_Task_
Can you write out the whole listing exactly?

(Saved entries)
>> start

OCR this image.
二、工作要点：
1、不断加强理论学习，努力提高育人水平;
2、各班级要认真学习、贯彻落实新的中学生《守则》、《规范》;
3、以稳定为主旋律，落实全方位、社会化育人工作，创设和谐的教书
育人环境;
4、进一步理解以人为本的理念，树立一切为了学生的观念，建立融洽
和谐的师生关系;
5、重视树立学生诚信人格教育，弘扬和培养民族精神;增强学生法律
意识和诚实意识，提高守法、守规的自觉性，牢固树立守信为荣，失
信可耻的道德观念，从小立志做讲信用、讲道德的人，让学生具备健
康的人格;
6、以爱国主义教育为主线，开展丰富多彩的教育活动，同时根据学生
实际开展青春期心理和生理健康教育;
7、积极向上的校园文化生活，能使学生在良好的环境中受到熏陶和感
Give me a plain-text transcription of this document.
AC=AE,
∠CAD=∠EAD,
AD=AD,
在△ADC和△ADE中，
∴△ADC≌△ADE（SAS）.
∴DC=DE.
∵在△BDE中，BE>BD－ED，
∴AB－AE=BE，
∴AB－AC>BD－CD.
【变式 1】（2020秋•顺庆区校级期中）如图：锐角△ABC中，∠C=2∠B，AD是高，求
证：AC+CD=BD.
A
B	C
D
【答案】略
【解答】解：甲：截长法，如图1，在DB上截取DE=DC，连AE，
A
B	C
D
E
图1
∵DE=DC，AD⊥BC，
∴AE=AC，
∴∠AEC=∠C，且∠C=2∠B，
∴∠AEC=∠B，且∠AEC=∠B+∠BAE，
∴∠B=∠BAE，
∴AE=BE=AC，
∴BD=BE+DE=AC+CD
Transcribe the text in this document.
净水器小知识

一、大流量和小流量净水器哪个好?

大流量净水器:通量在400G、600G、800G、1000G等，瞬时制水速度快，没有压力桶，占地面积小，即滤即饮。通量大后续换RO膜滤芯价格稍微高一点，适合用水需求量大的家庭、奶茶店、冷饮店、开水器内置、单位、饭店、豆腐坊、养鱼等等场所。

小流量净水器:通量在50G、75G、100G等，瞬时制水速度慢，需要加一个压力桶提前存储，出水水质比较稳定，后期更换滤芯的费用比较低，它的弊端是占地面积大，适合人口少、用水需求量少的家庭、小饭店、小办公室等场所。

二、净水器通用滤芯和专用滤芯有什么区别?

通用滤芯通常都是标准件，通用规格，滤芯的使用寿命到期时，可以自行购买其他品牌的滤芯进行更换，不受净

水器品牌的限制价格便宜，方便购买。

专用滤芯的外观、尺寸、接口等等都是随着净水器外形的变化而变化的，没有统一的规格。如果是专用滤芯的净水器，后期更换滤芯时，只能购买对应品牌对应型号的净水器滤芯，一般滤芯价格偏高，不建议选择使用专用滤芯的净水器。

>> end

_Finished answer_
OCR this image.
二、工作要点：
1、不断加强理论学习，努力提高育人水平;
2、各班级要认真学习、贯彻落实新的中学生《守则》、《规范》;
3、以稳定为主旋律，落实全方位、社会化育人工作，创设和谐的教书
育人环境;
4、进一步理解以人为本的理念，树立一切为了学生的观念，建立融洽
和谐的师生关系;
5、重视树立学生诚信人格教育，弘扬和培养民族精神;增强学生法律
意识和诚实意识，提高守法、守规的自觉性，牢固树立守信为荣，失
信可耻的道德观念，从小立志做讲信用、讲道德的人，让学生具备健
康的人格;
6、以爱国主义教育为主线，开展丰富多彩的教育活动，同时根据学生
实际开展青春期心理和生理健康教育;
7、积极向上的校园文化生活，能使学生在良好的环境中受到熏陶和感
Give me a plain-text transcription of this document.
AC=AE,
∠CAD=∠EAD,
AD=AD,
在△ADC和△ADE中，
∴△ADC≌△ADE（SAS）.
∴DC=DE.
∵在△BDE中，BE>BD－ED，
∴AB－AE=BE，
∴AB－AC>BD－CD.
【变式 1】（2020秋•顺庆区校级期中）如图：锐角△ABC中，∠C=2∠B，AD是高，求
证：AC+CD=BD.
A
B	C
D
【答案】略
【解答】解：甲：截长法，如图1，在DB上截取DE=DC，连AE，
A
B	C
D
E
图1
∵DE=DC，AD⊥BC，
∴AE=AC，
∴∠AEC=∠C，且∠C=2∠B，
∴∠AEC=∠B，且∠AEC=∠B+∠BAE，
∴∠B=∠BAE，
∴AE=BE=AC，
∴BD=BE+DE=AC+CD
Transcribe the text in this document.
净水器小知识

一、大流量和小流量净水器哪个好?

大流量净水器:通量在400G、600G、800G、1000G等，瞬时制水速度快，没有压力桶，占地面积小，即滤即饮。通量大后续换RO膜滤芯价格稍微高一点，适合用水需求量大的家庭、奶茶店、冷饮店、开水器内置、单位、饭店、豆腐坊、养鱼等等场所。

小流量净水器:通量在50G、75G、100G等，瞬时制水速度慢，需要加一个压力桶提前存储，出水水质比较稳定，后期更换滤芯的费用比较低，它的弊端是占地面积大，适合人口少、用水需求量少的家庭、小饭店、小办公室等场所。

二、净水器通用滤芯和专用滤芯有什么区别?

通用滤芯通常都是标准件，通用规格，滤芯的使用寿命到期时，可以自行购买其他品牌的滤芯进行更换，不受净

水器品牌的限制价格便宜，方便购买。

专用滤芯的外观、尺寸、接口等等都是随着净水器外形的变化而变化的，没有统一的规格。如果是专用滤芯的净水器，后期更换滤芯时，只能购买对应品牌对应型号的净水器滤芯，一般滤芯价格偏高，不建议选择使用专用滤芯的净水器。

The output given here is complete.